Texto de origen.
▬▬▬▬▬▬▬▬▬▬

Como vemos, ante la insatisfacción con la gestión de un político o a causa del incumplimiento del plan de gestión prometido por el funcionario público electo, el cuerpo electoral puede removerlo. Se logra en parte con esta figura, la participación activa de la ciudadanía en las decisiones colectivas.

  • Breve consideración con respecto a la inclusión de nuevas figuras:

En el corriente siglo se ha consagrado un amplísimo catálogo de derechos. En devaluadas democracias tercermundistas el reconocimiento de un sublime catálogo de derechos equivale a declarar líricamente o a pronunciar un discurso cargado de resplandores pasajeros. Es un recurso retórico. En la dimensión material nos encontramos al borde de una anomia.

Un estado de desorganización total que históricamente surgió a causa de la falta de voluntad política y de la mala administración de la cosa pública, hizo metástasis y produce cada vez más externalidades negativas.  

Como vemos, el problema no gira en torno a una sola órbita. No basta con institucionalizar esa vox populi de la que tanto hacemos mención. La cuestión pasa por lograr una mejor efectivización de los derechos y por dar el hincapié inicial que pueda generar un momento constitucional en el que podamos sin peligro alguno introducir los cambios que se requieren para mejorar el funcionamiento de nuestra democracia.

  • Conclusión: “Deber cívico”

El derecho es una creación permanente, nada en el derecho tiene carácter inmóvil. Muchos se encuentran inmersos en compartimientos estancos propios del Medioevo, conciben el derecho como una entidad estática, una materia inerte y muerta. Si tomamos en cuenta que no existe interpretación y que lo único que cuenta es la voluntad del legislador, ahí la temeraria consigna planteada precedentemente se adecuaría a la realidad.

▬▬▬▬▬▬▬▬▬▬

Tareas a realizar.
- A) Responde estas preguntas sobre el texto de origen:
(i) ¿Quién puede remover al funcionario público electo?
(ii) ¿Qué se ha consagrado en el corriente siglo?
(iii) ¿Qué título lleva la conclusión?
- B) Resume el texto de origen en dos oraciones.
- C) Por favor, copia el pasaje del texto de origen que empieza en "Como vemos, el" y termina tras "de nuestra democracia.", sustituyendo "vox populi" por "voz del pueblo".
Los registros constituyen un material independiente del texto de origen.

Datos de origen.

▬▬▬▬▬▬▬▬▬▬

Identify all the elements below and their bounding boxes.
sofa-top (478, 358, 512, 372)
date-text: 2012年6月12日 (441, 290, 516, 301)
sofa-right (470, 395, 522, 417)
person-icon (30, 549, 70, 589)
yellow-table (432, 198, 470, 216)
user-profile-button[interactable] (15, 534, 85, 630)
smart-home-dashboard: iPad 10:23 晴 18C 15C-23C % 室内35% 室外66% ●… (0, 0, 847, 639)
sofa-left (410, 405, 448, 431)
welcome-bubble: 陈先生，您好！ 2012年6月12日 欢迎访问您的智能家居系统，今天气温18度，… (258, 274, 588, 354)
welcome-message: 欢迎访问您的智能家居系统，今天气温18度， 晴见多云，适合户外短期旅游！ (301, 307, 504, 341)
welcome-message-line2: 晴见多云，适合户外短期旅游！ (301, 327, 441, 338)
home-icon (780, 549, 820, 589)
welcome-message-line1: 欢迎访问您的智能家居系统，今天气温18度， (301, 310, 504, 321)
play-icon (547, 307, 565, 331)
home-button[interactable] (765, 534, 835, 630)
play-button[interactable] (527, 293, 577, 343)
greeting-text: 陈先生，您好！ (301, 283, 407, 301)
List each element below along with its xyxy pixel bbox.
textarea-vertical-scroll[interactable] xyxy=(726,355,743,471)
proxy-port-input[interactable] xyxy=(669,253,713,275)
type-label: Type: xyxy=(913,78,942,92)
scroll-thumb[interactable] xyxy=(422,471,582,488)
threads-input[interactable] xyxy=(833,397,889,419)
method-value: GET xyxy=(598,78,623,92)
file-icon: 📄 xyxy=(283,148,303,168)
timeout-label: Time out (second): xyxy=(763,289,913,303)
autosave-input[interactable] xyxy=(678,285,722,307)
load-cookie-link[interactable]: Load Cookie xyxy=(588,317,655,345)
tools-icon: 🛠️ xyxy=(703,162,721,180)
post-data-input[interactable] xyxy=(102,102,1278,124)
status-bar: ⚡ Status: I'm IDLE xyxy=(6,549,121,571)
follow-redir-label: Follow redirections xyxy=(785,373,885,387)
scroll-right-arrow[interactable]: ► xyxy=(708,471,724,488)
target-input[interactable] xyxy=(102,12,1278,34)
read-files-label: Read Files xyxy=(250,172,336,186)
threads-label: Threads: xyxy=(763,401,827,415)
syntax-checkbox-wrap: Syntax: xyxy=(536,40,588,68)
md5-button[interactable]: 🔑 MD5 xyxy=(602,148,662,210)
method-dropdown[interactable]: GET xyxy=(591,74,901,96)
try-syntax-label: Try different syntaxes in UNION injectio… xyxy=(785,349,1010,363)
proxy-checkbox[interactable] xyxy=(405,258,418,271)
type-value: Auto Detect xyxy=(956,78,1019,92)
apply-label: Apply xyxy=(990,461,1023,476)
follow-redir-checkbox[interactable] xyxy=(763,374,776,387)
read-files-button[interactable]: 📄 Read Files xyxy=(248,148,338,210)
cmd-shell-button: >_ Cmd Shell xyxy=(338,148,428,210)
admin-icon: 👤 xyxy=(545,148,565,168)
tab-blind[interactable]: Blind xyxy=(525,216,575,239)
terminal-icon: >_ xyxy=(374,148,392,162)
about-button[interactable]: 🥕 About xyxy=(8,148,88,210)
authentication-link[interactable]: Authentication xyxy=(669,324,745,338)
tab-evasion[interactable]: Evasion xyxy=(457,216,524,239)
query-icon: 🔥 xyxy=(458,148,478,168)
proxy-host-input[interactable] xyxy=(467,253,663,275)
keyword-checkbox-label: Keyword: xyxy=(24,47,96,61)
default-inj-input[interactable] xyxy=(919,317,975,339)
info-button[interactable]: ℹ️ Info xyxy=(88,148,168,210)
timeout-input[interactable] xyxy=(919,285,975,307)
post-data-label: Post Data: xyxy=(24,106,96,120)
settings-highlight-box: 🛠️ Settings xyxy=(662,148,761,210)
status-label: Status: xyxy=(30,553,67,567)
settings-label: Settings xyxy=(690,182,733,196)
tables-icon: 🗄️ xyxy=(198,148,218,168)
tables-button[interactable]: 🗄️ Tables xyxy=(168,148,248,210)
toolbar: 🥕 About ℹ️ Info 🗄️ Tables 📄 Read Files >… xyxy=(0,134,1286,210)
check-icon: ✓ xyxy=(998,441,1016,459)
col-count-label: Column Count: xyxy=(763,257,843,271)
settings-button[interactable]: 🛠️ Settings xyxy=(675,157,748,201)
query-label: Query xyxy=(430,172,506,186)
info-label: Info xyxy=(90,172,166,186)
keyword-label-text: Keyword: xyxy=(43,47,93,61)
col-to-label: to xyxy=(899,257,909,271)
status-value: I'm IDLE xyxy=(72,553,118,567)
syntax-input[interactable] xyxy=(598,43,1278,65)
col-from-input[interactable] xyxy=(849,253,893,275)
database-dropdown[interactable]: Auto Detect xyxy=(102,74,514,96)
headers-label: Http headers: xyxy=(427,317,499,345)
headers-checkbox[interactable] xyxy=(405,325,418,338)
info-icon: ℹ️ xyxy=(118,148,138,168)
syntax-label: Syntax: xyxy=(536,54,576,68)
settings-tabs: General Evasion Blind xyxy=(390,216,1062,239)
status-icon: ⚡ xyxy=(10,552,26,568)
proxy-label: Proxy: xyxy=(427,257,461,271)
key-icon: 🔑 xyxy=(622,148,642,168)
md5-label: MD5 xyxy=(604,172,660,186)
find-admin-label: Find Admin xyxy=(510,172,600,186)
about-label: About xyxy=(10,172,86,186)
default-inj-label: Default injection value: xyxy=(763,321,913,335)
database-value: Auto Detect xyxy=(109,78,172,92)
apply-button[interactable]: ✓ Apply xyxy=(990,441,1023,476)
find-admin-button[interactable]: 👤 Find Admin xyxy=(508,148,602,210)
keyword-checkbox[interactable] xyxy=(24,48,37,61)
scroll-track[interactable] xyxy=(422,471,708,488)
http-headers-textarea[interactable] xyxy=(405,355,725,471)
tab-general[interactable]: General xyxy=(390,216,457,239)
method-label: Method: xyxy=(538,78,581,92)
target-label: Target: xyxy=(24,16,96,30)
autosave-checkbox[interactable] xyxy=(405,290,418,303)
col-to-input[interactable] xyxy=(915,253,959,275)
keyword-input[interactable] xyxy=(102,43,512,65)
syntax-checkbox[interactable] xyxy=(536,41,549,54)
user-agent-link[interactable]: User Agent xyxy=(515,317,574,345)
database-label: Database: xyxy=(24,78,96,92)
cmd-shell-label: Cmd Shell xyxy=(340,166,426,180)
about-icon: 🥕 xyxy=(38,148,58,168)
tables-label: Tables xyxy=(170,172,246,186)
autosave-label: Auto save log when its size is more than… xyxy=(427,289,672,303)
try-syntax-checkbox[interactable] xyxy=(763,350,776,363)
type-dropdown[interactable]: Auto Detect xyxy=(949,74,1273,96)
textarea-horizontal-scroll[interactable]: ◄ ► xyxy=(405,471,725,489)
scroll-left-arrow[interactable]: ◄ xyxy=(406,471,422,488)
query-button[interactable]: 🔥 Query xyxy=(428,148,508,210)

▬▬▬▬▬▬▬▬▬▬

Respuestas.
- A)
(i) El cuerpo electoral.
(ii) Un amplísimo catálogo de derechos.
(iii) "Deber cívico".

- B) El cuerpo electoral puede remover a un funcionario público electo por insatisfacción con su gestión o por el incumplimiento del plan prometido, lo que favorece en parte la participación activa de la ciudadanía. Aunque en este siglo se ha consagrado un amplísimo catálogo de derechos, la cuestión pasa por lograr su mejor efectivización, y el derecho es una creación permanente, no una entidad estática.

- C)
Como vemos, el problema no gira en torno a una sola órbita. No basta con institucionalizar esa voz del pueblo de la que tanto hacemos mención. La cuestión pasa por lograr una mejor efectivización de los derechos y por dar el hincapié inicial que pueda generar un momento constitucional en el que podamos sin peligro alguno introducir los cambios que se requieren para mejorar el funcionamiento de nuestra democracia.